Set problem — Return the listing below verbatim. Pictures do not belong in the copy.

Exercise materials —
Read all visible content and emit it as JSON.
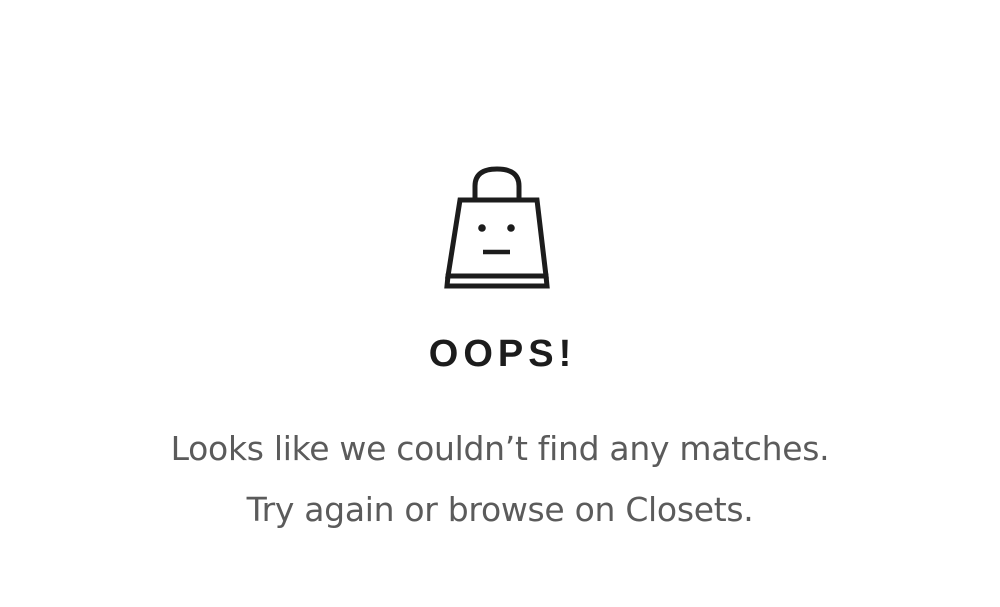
{
  "empty_state": {
    "icon": "shopping-bag-face-icon",
    "title": "OOPS!",
    "message_line1": "Looks like we couldn’t find any matches.",
    "message_line2": "Try again or browse on Closets."
  },
  "colors": {
    "background": "#ffffff",
    "icon_stroke": "#1c1c1c",
    "title": "#1c1c1c",
    "message": "#5b5b5b"
  }
}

Exercise result —
Read all visible content and emit it as JSON.
{
  "empty_state": {
    "icon": "shopping-bag-face-icon",
    "title": "OOPS!",
    "message_line1": "Looks like we couldn’t find any matches.",
    "message_line2": "Try again or browse on Closets."
  },
  "colors": {
    "background": "#ffffff",
    "icon_stroke": "#1c1c1c",
    "title": "#1c1c1c",
    "message": "#5b5b5b"
  }
}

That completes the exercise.